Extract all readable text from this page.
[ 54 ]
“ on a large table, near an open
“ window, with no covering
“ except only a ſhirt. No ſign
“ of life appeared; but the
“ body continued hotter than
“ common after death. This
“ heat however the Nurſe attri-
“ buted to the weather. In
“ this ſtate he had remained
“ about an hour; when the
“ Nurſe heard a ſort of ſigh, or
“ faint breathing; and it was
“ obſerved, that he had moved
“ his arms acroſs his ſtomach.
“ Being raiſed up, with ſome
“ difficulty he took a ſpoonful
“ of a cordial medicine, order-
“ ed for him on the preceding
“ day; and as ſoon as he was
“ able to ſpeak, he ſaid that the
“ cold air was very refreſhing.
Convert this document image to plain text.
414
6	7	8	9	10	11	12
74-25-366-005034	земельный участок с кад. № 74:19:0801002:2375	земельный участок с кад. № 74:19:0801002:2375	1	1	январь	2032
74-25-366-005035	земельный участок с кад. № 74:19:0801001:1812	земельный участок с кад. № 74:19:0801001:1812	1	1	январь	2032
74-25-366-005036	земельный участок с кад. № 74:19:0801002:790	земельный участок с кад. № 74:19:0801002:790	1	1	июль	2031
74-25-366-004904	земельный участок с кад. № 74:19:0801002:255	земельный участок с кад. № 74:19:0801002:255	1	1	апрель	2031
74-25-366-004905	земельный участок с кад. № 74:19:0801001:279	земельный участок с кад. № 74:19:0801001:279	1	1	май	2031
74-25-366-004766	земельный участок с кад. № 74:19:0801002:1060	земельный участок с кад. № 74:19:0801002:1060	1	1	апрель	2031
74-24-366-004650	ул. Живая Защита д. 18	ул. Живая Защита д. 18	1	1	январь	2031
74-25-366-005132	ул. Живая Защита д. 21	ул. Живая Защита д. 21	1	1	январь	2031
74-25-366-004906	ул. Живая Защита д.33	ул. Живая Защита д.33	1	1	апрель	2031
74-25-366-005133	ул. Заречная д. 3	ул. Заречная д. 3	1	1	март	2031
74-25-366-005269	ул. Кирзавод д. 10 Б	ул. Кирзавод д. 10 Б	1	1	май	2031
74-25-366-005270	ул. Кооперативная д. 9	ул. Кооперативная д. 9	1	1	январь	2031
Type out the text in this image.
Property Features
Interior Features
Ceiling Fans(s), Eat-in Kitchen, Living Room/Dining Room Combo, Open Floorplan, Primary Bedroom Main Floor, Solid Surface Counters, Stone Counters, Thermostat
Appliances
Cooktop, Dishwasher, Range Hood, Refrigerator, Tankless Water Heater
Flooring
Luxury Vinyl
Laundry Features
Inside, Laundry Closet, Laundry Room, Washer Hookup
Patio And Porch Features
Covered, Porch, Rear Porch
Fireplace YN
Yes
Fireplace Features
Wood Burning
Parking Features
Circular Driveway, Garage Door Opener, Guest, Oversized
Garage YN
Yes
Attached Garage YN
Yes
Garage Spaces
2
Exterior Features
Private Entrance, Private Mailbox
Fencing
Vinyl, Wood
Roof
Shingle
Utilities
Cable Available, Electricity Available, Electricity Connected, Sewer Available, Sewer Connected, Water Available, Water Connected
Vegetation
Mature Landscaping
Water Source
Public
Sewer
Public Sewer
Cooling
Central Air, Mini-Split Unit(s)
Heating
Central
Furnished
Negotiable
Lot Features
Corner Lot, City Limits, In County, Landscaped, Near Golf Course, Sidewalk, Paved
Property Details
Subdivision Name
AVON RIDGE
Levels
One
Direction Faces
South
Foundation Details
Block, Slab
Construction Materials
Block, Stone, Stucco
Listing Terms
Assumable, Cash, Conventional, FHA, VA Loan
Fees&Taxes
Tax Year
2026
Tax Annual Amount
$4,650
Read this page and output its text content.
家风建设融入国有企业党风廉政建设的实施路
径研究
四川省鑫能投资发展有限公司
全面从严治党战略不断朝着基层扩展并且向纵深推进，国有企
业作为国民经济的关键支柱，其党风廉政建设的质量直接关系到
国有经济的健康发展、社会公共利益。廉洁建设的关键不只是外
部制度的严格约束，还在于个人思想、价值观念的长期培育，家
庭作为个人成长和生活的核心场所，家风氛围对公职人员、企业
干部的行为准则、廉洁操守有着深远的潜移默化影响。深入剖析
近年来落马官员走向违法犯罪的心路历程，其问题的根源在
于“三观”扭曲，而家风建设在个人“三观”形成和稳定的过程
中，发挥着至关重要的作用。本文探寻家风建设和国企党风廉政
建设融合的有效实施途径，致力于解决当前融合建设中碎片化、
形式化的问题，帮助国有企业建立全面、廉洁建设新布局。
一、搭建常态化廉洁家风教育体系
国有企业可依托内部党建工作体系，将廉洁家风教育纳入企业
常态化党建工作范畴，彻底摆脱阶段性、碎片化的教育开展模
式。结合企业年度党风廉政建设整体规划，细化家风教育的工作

> **REQUIREMENT**: Extract each entry in full, exactly as given.

> **TASK SOLUTION**:
Extract all readable text from this page.
[ 54 ]
“ on a large table, near an open
“ window, with no covering
“ except only a ſhirt. No ſign
“ of life appeared; but the
“ body continued hotter than
“ common after death. This
“ heat however the Nurſe attri-
“ buted to the weather. In
“ this ſtate he had remained
“ about an hour; when the
“ Nurſe heard a ſort of ſigh, or
“ faint breathing; and it was
“ obſerved, that he had moved
“ his arms acroſs his ſtomach.
“ Being raiſed up, with ſome
“ difficulty he took a ſpoonful
“ of a cordial medicine, order-
“ ed for him on the preceding
“ day; and as ſoon as he was
“ able to ſpeak, he ſaid that the
“ cold air was very refreſhing.
Convert this document image to plain text.
414
6	7	8	9	10	11	12
74-25-366-005034	земельный участок с кад. № 74:19:0801002:2375	земельный участок с кад. № 74:19:0801002:2375	1	1	январь	2032
74-25-366-005035	земельный участок с кад. № 74:19:0801001:1812	земельный участок с кад. № 74:19:0801001:1812	1	1	январь	2032
74-25-366-005036	земельный участок с кад. № 74:19:0801002:790	земельный участок с кад. № 74:19:0801002:790	1	1	июль	2031
74-25-366-004904	земельный участок с кад. № 74:19:0801002:255	земельный участок с кад. № 74:19:0801002:255	1	1	апрель	2031
74-25-366-004905	земельный участок с кад. № 74:19:0801001:279	земельный участок с кад. № 74:19:0801001:279	1	1	май	2031
74-25-366-004766	земельный участок с кад. № 74:19:0801002:1060	земельный участок с кад. № 74:19:0801002:1060	1	1	апрель	2031
74-24-366-004650	ул. Живая Защита д. 18	ул. Живая Защита д. 18	1	1	январь	2031
74-25-366-005132	ул. Живая Защита д. 21	ул. Живая Защита д. 21	1	1	январь	2031
74-25-366-004906	ул. Живая Защита д.33	ул. Живая Защита д.33	1	1	апрель	2031
74-25-366-005133	ул. Заречная д. 3	ул. Заречная д. 3	1	1	март	2031
74-25-366-005269	ул. Кирзавод д. 10 Б	ул. Кирзавод д. 10 Б	1	1	май	2031
74-25-366-005270	ул. Кооперативная д. 9	ул. Кооперативная д. 9	1	1	январь	2031
Type out the text in this image.
Property Features
Interior Features
Ceiling Fans(s), Eat-in Kitchen, Living Room/Dining Room Combo, Open Floorplan, Primary Bedroom Main Floor, Solid Surface Counters, Stone Counters, Thermostat
Appliances
Cooktop, Dishwasher, Range Hood, Refrigerator, Tankless Water Heater
Flooring
Luxury Vinyl
Laundry Features
Inside, Laundry Closet, Laundry Room, Washer Hookup
Patio And Porch Features
Covered, Porch, Rear Porch
Fireplace YN
Yes
Fireplace Features
Wood Burning
Parking Features
Circular Driveway, Garage Door Opener, Guest, Oversized
Garage YN
Yes
Attached Garage YN
Yes
Garage Spaces
2
Exterior Features
Private Entrance, Private Mailbox
Fencing
Vinyl, Wood
Roof
Shingle
Utilities
Cable Available, Electricity Available, Electricity Connected, Sewer Available, Sewer Connected, Water Available, Water Connected
Vegetation
Mature Landscaping
Water Source
Public
Sewer
Public Sewer
Cooling
Central Air, Mini-Split Unit(s)
Heating
Central
Furnished
Negotiable
Lot Features
Corner Lot, City Limits, In County, Landscaped, Near Golf Course, Sidewalk, Paved
Property Details
Subdivision Name
AVON RIDGE
Levels
One
Direction Faces
South
Foundation Details
Block, Slab
Construction Materials
Block, Stone, Stucco
Listing Terms
Assumable, Cash, Conventional, FHA, VA Loan
Fees&Taxes
Tax Year
2026
Tax Annual Amount
$4,650
Read this page and output its text content.
家风建设融入国有企业党风廉政建设的实施路
径研究
四川省鑫能投资发展有限公司
全面从严治党战略不断朝着基层扩展并且向纵深推进，国有企
业作为国民经济的关键支柱，其党风廉政建设的质量直接关系到
国有经济的健康发展、社会公共利益。廉洁建设的关键不只是外
部制度的严格约束，还在于个人思想、价值观念的长期培育，家
庭作为个人成长和生活的核心场所，家风氛围对公职人员、企业
干部的行为准则、廉洁操守有着深远的潜移默化影响。深入剖析
近年来落马官员走向违法犯罪的心路历程，其问题的根源在
于“三观”扭曲，而家风建设在个人“三观”形成和稳定的过程
中，发挥着至关重要的作用。本文探寻家风建设和国企党风廉政
建设融合的有效实施途径，致力于解决当前融合建设中碎片化、
形式化的问题，帮助国有企业建立全面、廉洁建设新布局。
一、搭建常态化廉洁家风教育体系
国有企业可依托内部党建工作体系，将廉洁家风教育纳入企业
常态化党建工作范畴，彻底摆脱阶段性、碎片化的教育开展模
式。结合企业年度党风廉政建设整体规划，细化家风教育的工作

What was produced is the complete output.